Exercise material ::
----

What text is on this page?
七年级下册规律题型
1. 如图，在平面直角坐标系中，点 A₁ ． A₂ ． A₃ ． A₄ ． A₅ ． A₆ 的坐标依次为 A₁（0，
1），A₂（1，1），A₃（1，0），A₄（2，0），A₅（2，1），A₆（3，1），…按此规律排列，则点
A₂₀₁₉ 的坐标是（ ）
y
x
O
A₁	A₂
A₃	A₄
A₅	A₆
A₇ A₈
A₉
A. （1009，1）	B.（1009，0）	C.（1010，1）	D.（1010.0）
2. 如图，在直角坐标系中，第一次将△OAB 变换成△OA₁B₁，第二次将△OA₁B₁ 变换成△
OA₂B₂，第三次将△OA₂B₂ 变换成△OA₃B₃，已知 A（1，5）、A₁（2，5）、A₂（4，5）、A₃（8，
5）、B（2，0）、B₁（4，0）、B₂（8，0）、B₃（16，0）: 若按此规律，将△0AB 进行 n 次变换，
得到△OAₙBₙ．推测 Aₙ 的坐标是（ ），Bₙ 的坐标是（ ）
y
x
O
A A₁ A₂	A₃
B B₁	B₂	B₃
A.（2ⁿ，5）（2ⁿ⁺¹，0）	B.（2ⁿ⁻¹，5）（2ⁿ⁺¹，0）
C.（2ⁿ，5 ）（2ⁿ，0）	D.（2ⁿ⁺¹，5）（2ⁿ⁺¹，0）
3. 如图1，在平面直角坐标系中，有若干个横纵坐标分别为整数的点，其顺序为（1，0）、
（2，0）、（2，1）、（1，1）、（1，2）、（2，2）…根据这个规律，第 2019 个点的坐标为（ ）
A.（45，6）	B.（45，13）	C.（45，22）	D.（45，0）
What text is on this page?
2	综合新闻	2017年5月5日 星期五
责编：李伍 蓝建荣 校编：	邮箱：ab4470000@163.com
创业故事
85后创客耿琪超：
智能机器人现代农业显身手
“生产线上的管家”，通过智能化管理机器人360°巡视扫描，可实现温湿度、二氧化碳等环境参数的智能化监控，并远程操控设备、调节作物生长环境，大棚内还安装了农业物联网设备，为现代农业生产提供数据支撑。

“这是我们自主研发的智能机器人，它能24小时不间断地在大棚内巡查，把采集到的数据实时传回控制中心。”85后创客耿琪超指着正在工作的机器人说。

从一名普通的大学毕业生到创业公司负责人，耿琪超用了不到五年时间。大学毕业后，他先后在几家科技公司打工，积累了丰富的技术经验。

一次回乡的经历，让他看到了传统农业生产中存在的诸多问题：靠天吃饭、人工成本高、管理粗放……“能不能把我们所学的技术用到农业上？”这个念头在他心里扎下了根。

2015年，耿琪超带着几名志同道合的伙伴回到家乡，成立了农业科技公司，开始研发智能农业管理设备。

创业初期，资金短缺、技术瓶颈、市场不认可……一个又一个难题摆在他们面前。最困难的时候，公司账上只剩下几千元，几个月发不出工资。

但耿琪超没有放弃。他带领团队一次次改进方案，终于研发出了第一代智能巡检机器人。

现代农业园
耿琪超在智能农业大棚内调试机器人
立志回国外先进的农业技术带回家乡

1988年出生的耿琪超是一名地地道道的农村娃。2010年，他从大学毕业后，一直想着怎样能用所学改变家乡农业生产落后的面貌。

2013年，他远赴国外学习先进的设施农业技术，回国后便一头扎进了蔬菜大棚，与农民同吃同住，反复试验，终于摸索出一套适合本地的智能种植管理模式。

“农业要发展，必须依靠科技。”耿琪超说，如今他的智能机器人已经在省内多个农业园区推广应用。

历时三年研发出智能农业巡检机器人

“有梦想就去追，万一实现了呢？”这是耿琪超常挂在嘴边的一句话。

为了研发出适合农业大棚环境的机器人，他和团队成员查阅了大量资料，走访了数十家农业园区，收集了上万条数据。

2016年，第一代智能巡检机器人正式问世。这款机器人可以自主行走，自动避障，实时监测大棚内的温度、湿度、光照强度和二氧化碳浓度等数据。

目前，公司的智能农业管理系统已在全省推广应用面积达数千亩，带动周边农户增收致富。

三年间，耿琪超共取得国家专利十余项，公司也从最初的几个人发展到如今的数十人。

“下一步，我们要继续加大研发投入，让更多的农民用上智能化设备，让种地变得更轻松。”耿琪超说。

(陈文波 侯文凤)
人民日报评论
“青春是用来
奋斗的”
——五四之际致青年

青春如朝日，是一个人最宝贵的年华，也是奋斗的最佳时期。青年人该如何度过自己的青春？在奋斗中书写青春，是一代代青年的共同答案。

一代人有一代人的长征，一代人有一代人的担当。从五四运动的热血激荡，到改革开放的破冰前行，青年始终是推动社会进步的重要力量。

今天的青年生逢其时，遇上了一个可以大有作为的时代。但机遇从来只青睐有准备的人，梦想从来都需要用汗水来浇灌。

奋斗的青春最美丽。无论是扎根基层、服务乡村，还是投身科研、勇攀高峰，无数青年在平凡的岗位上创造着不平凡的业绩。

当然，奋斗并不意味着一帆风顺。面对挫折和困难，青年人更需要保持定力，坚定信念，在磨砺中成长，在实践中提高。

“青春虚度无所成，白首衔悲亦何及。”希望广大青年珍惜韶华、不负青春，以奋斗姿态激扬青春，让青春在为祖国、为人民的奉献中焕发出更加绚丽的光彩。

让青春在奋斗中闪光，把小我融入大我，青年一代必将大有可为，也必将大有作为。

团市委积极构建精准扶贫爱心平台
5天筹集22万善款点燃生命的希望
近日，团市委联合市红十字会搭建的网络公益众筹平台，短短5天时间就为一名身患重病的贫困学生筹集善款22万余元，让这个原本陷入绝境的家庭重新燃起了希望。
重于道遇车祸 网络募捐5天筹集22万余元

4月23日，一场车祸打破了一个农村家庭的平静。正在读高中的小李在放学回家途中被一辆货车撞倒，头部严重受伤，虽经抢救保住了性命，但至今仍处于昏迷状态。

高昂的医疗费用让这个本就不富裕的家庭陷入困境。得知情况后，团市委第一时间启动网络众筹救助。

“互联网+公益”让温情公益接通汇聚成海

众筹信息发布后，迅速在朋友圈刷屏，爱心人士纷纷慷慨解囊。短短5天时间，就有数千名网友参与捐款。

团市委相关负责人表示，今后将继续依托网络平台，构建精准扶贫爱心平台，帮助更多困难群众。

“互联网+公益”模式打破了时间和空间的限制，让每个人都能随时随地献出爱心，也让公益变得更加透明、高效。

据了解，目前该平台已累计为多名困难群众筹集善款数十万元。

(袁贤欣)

----

Stated problem :: The whole listing above needs to be written out again exactly.

Solution to this exercise ::
What text is on this page?
七年级下册规律题型
1. 如图，在平面直角坐标系中，点 A₁ ． A₂ ． A₃ ． A₄ ． A₅ ． A₆ 的坐标依次为 A₁（0，
1），A₂（1，1），A₃（1，0），A₄（2，0），A₅（2，1），A₆（3，1），…按此规律排列，则点
A₂₀₁₉ 的坐标是（ ）
y
x
O
A₁	A₂
A₃	A₄
A₅	A₆
A₇ A₈
A₉
A. （1009，1）	B.（1009，0）	C.（1010，1）	D.（1010.0）
2. 如图，在直角坐标系中，第一次将△OAB 变换成△OA₁B₁，第二次将△OA₁B₁ 变换成△
OA₂B₂，第三次将△OA₂B₂ 变换成△OA₃B₃，已知 A（1，5）、A₁（2，5）、A₂（4，5）、A₃（8，
5）、B（2，0）、B₁（4，0）、B₂（8，0）、B₃（16，0）: 若按此规律，将△0AB 进行 n 次变换，
得到△OAₙBₙ．推测 Aₙ 的坐标是（ ），Bₙ 的坐标是（ ）
y
x
O
A A₁ A₂	A₃
B B₁	B₂	B₃
A.（2ⁿ，5）（2ⁿ⁺¹，0）	B.（2ⁿ⁻¹，5）（2ⁿ⁺¹，0）
C.（2ⁿ，5 ）（2ⁿ，0）	D.（2ⁿ⁺¹，5）（2ⁿ⁺¹，0）
3. 如图1，在平面直角坐标系中，有若干个横纵坐标分别为整数的点，其顺序为（1，0）、
（2，0）、（2，1）、（1，1）、（1，2）、（2，2）…根据这个规律，第 2019 个点的坐标为（ ）
A.（45，6）	B.（45，13）	C.（45，22）	D.（45，0）
What text is on this page?
2	综合新闻	2017年5月5日 星期五
责编：李伍 蓝建荣 校编：	邮箱：ab4470000@163.com
创业故事
85后创客耿琪超：
智能机器人现代农业显身手
“生产线上的管家”，通过智能化管理机器人360°巡视扫描，可实现温湿度、二氧化碳等环境参数的智能化监控，并远程操控设备、调节作物生长环境，大棚内还安装了农业物联网设备，为现代农业生产提供数据支撑。

“这是我们自主研发的智能机器人，它能24小时不间断地在大棚内巡查，把采集到的数据实时传回控制中心。”85后创客耿琪超指着正在工作的机器人说。

从一名普通的大学毕业生到创业公司负责人，耿琪超用了不到五年时间。大学毕业后，他先后在几家科技公司打工，积累了丰富的技术经验。

一次回乡的经历，让他看到了传统农业生产中存在的诸多问题：靠天吃饭、人工成本高、管理粗放……“能不能把我们所学的技术用到农业上？”这个念头在他心里扎下了根。

2015年，耿琪超带着几名志同道合的伙伴回到家乡，成立了农业科技公司，开始研发智能农业管理设备。

创业初期，资金短缺、技术瓶颈、市场不认可……一个又一个难题摆在他们面前。最困难的时候，公司账上只剩下几千元，几个月发不出工资。

但耿琪超没有放弃。他带领团队一次次改进方案，终于研发出了第一代智能巡检机器人。

现代农业园
耿琪超在智能农业大棚内调试机器人
立志回国外先进的农业技术带回家乡

1988年出生的耿琪超是一名地地道道的农村娃。2010年，他从大学毕业后，一直想着怎样能用所学改变家乡农业生产落后的面貌。

2013年，他远赴国外学习先进的设施农业技术，回国后便一头扎进了蔬菜大棚，与农民同吃同住，反复试验，终于摸索出一套适合本地的智能种植管理模式。

“农业要发展，必须依靠科技。”耿琪超说，如今他的智能机器人已经在省内多个农业园区推广应用。

历时三年研发出智能农业巡检机器人

“有梦想就去追，万一实现了呢？”这是耿琪超常挂在嘴边的一句话。

为了研发出适合农业大棚环境的机器人，他和团队成员查阅了大量资料，走访了数十家农业园区，收集了上万条数据。

2016年，第一代智能巡检机器人正式问世。这款机器人可以自主行走，自动避障，实时监测大棚内的温度、湿度、光照强度和二氧化碳浓度等数据。

目前，公司的智能农业管理系统已在全省推广应用面积达数千亩，带动周边农户增收致富。

三年间，耿琪超共取得国家专利十余项，公司也从最初的几个人发展到如今的数十人。

“下一步，我们要继续加大研发投入，让更多的农民用上智能化设备，让种地变得更轻松。”耿琪超说。

(陈文波 侯文凤)
人民日报评论
“青春是用来
奋斗的”
——五四之际致青年

青春如朝日，是一个人最宝贵的年华，也是奋斗的最佳时期。青年人该如何度过自己的青春？在奋斗中书写青春，是一代代青年的共同答案。

一代人有一代人的长征，一代人有一代人的担当。从五四运动的热血激荡，到改革开放的破冰前行，青年始终是推动社会进步的重要力量。

今天的青年生逢其时，遇上了一个可以大有作为的时代。但机遇从来只青睐有准备的人，梦想从来都需要用汗水来浇灌。

奋斗的青春最美丽。无论是扎根基层、服务乡村，还是投身科研、勇攀高峰，无数青年在平凡的岗位上创造着不平凡的业绩。

当然，奋斗并不意味着一帆风顺。面对挫折和困难，青年人更需要保持定力，坚定信念，在磨砺中成长，在实践中提高。

“青春虚度无所成，白首衔悲亦何及。”希望广大青年珍惜韶华、不负青春，以奋斗姿态激扬青春，让青春在为祖国、为人民的奉献中焕发出更加绚丽的光彩。

让青春在奋斗中闪光，把小我融入大我，青年一代必将大有可为，也必将大有作为。

团市委积极构建精准扶贫爱心平台
5天筹集22万善款点燃生命的希望
近日，团市委联合市红十字会搭建的网络公益众筹平台，短短5天时间就为一名身患重病的贫困学生筹集善款22万余元，让这个原本陷入绝境的家庭重新燃起了希望。
重于道遇车祸 网络募捐5天筹集22万余元

4月23日，一场车祸打破了一个农村家庭的平静。正在读高中的小李在放学回家途中被一辆货车撞倒，头部严重受伤，虽经抢救保住了性命，但至今仍处于昏迷状态。

高昂的医疗费用让这个本就不富裕的家庭陷入困境。得知情况后，团市委第一时间启动网络众筹救助。

“互联网+公益”让温情公益接通汇聚成海

众筹信息发布后，迅速在朋友圈刷屏，爱心人士纷纷慷慨解囊。短短5天时间，就有数千名网友参与捐款。

团市委相关负责人表示，今后将继续依托网络平台，构建精准扶贫爱心平台，帮助更多困难群众。

“互联网+公益”模式打破了时间和空间的限制，让每个人都能随时随地献出爱心，也让公益变得更加透明、高效。

据了解，目前该平台已累计为多名困难群众筹集善款数十万元。

(袁贤欣)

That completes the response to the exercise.